[Data entries]

=====

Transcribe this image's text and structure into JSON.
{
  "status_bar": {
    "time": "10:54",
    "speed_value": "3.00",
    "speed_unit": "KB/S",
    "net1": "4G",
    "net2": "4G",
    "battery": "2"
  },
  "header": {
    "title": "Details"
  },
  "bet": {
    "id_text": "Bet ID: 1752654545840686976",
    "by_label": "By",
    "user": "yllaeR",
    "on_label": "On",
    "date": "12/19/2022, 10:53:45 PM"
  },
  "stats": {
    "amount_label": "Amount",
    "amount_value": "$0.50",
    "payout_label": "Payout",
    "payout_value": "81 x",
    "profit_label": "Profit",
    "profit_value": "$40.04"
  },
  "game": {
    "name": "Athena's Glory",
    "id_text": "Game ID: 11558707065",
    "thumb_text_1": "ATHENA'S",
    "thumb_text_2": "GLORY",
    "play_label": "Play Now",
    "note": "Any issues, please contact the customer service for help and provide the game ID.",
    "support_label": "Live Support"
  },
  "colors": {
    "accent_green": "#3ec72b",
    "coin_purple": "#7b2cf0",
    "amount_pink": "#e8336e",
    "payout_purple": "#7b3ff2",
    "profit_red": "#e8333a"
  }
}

=====

◆ Exercise description ◆
Print back all the lines verbatim.

◆ Answer in full ◆
Transcribe this image's text and structure into JSON.
{
  "status_bar": {
    "time": "10:54",
    "speed_value": "3.00",
    "speed_unit": "KB/S",
    "net1": "4G",
    "net2": "4G",
    "battery": "2"
  },
  "header": {
    "title": "Details"
  },
  "bet": {
    "id_text": "Bet ID: 1752654545840686976",
    "by_label": "By",
    "user": "yllaeR",
    "on_label": "On",
    "date": "12/19/2022, 10:53:45 PM"
  },
  "stats": {
    "amount_label": "Amount",
    "amount_value": "$0.50",
    "payout_label": "Payout",
    "payout_value": "81 x",
    "profit_label": "Profit",
    "profit_value": "$40.04"
  },
  "game": {
    "name": "Athena's Glory",
    "id_text": "Game ID: 11558707065",
    "thumb_text_1": "ATHENA'S",
    "thumb_text_2": "GLORY",
    "play_label": "Play Now",
    "note": "Any issues, please contact the customer service for help and provide the game ID.",
    "support_label": "Live Support"
  },
  "colors": {
    "accent_green": "#3ec72b",
    "coin_purple": "#7b2cf0",
    "amount_pink": "#e8336e",
    "payout_purple": "#7b3ff2",
    "profit_red": "#e8333a"
  }
}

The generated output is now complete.